Identify the lines that contain the string "bottom", then copy each of them.

________

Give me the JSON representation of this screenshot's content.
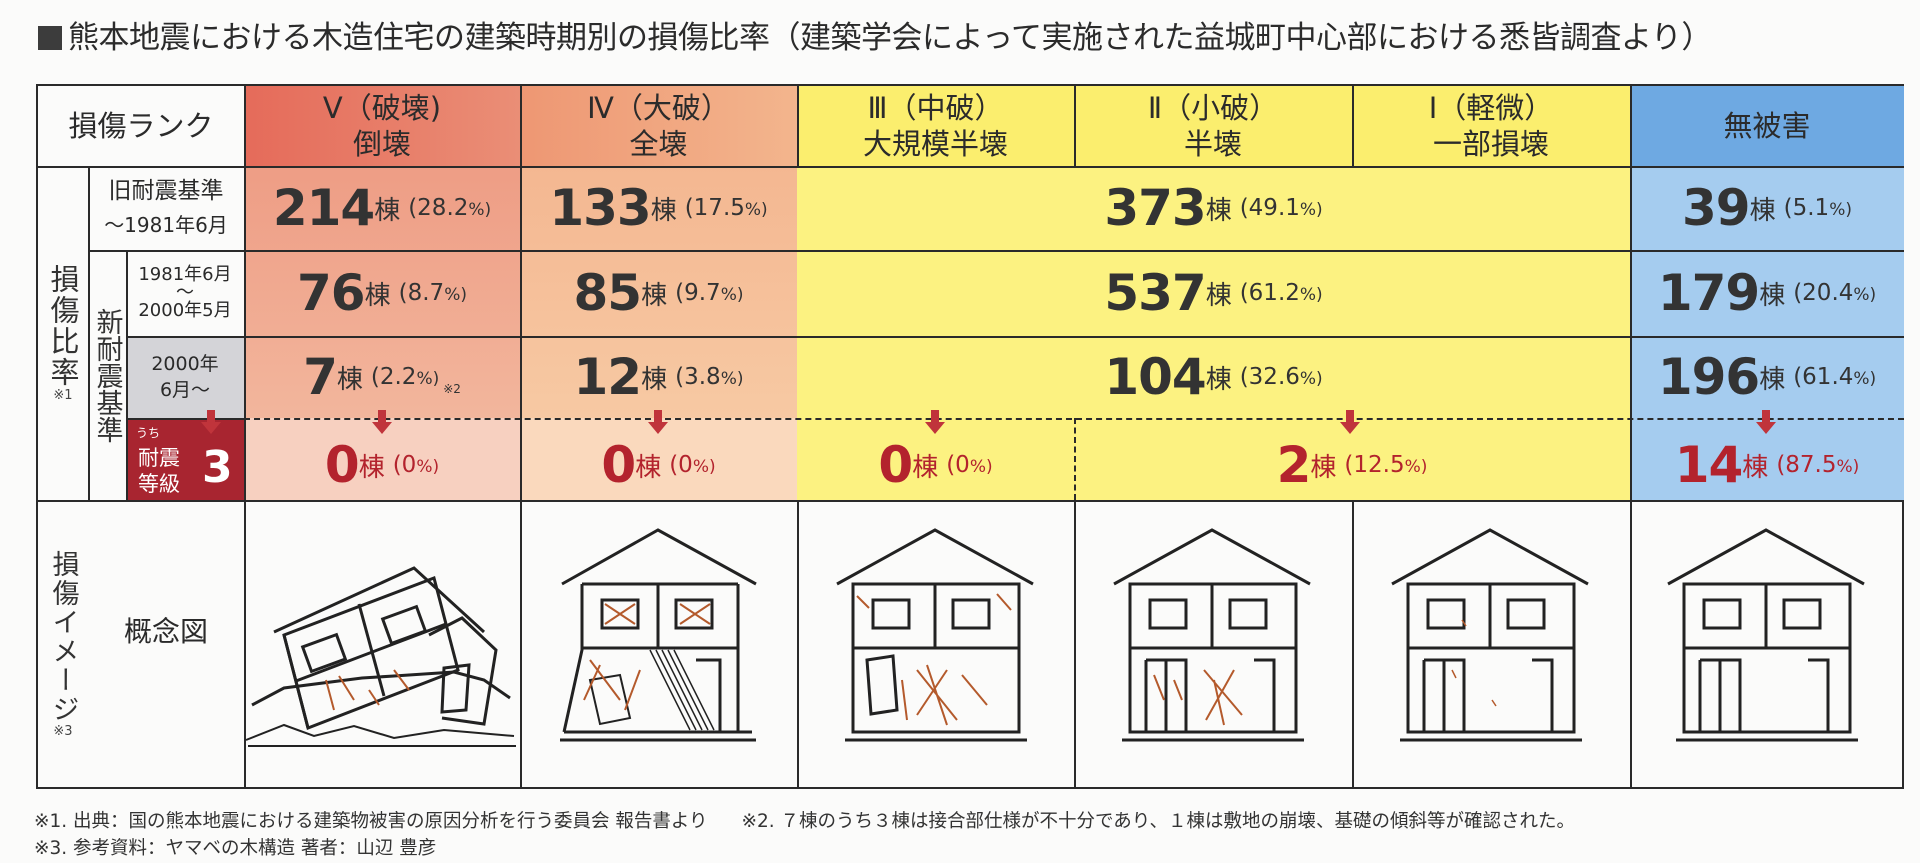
{
  "title": "熊本地震における木造住宅の建築時期別の損傷比率（建築学会によって実施された益城町中心部における悉皆調査より）",
  "header": {
    "rank_label": "損傷ランク",
    "cols": [
      {
        "top": "Ⅴ（破壊)",
        "bottom": "倒壊"
      },
      {
        "top": "Ⅳ（大破）",
        "bottom": "全壊"
      },
      {
        "top": "Ⅲ（中破）",
        "bottom": "大規模半壊"
      },
      {
        "top": "Ⅱ（小破）",
        "bottom": "半壊"
      },
      {
        "top": "Ⅰ（軽微）",
        "bottom": "一部損壊"
      },
      {
        "top": "無被害",
        "bottom": ""
      }
    ]
  },
  "side": {
    "ratio_label": "損傷比率",
    "ratio_note": "※1",
    "new_std": "新耐震基準",
    "image_label": "損傷イメージ",
    "image_note": "※3",
    "concept": "概念図"
  },
  "rows": {
    "old": {
      "label1": "旧耐震基準",
      "label2": "～1981年6月",
      "v": {
        "n": "214",
        "u": "棟",
        "p": "(28.2",
        "pu": "%)"
      },
      "iv": {
        "n": "133",
        "u": "棟",
        "p": "(17.5",
        "pu": "%)"
      },
      "mid": {
        "n": "373",
        "u": "棟",
        "p": "(49.1",
        "pu": "%)"
      },
      "none": {
        "n": "39",
        "u": "棟",
        "p": "(5.1",
        "pu": "%)"
      }
    },
    "r1981": {
      "label1": "1981年6月",
      "label2": "～",
      "label3": "2000年5月",
      "v": {
        "n": "76",
        "u": "棟",
        "p": "(8.7",
        "pu": "%)"
      },
      "iv": {
        "n": "85",
        "u": "棟",
        "p": "(9.7",
        "pu": "%)"
      },
      "mid": {
        "n": "537",
        "u": "棟",
        "p": "(61.2",
        "pu": "%)"
      },
      "none": {
        "n": "179",
        "u": "棟",
        "p": "(20.4",
        "pu": "%)"
      }
    },
    "r2000": {
      "label1": "2000年",
      "label2": "6月～",
      "v": {
        "n": "7",
        "u": "棟",
        "p": "(2.2",
        "pu": "%)",
        "note": "※2"
      },
      "iv": {
        "n": "12",
        "u": "棟",
        "p": "(3.8",
        "pu": "%)"
      },
      "mid": {
        "n": "104",
        "u": "棟",
        "p": "(32.6",
        "pu": "%)"
      },
      "none": {
        "n": "196",
        "u": "棟",
        "p": "(61.4",
        "pu": "%)"
      }
    },
    "grade3": {
      "uchi": "うち",
      "label1": "耐震",
      "label2": "等級",
      "num": "3",
      "v": {
        "n": "0",
        "u": "棟",
        "p": "(0",
        "pu": "%)"
      },
      "iv": {
        "n": "0",
        "u": "棟",
        "p": "(0",
        "pu": "%)"
      },
      "iii": {
        "n": "0",
        "u": "棟",
        "p": "(0",
        "pu": "%)"
      },
      "ii_i": {
        "n": "2",
        "u": "棟",
        "p": "(12.5",
        "pu": "%)"
      },
      "none": {
        "n": "14",
        "u": "棟",
        "p": "(87.5",
        "pu": "%)"
      }
    }
  },
  "colors": {
    "rank5": "#e77c69",
    "rank4": "#f1a77e",
    "yellow": "#fbf07d",
    "blue": "#9ec9ef",
    "blue_hdr": "#6aa6e1",
    "accent_red": "#b3232d"
  },
  "notes": {
    "n1": "※1. 出典：国の熊本地震における建築物被害の原因分析を行う委員会 報告書より",
    "n2": "※2. ７棟のうち３棟は接合部仕様が不十分であり、１棟は敷地の崩壊、基礎の傾斜等が確認された。",
    "n3": "※3. 参考資料：ヤマベの木構造 著者：山辺 豊彦"
  }
}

________

▶ [Answer to this problem]
        "bottom": "倒壊"
        "bottom": "全壊"
        "bottom": "大規模半壊"
        "bottom": "半壊"
        "bottom": "一部損壊"
        "bottom": ""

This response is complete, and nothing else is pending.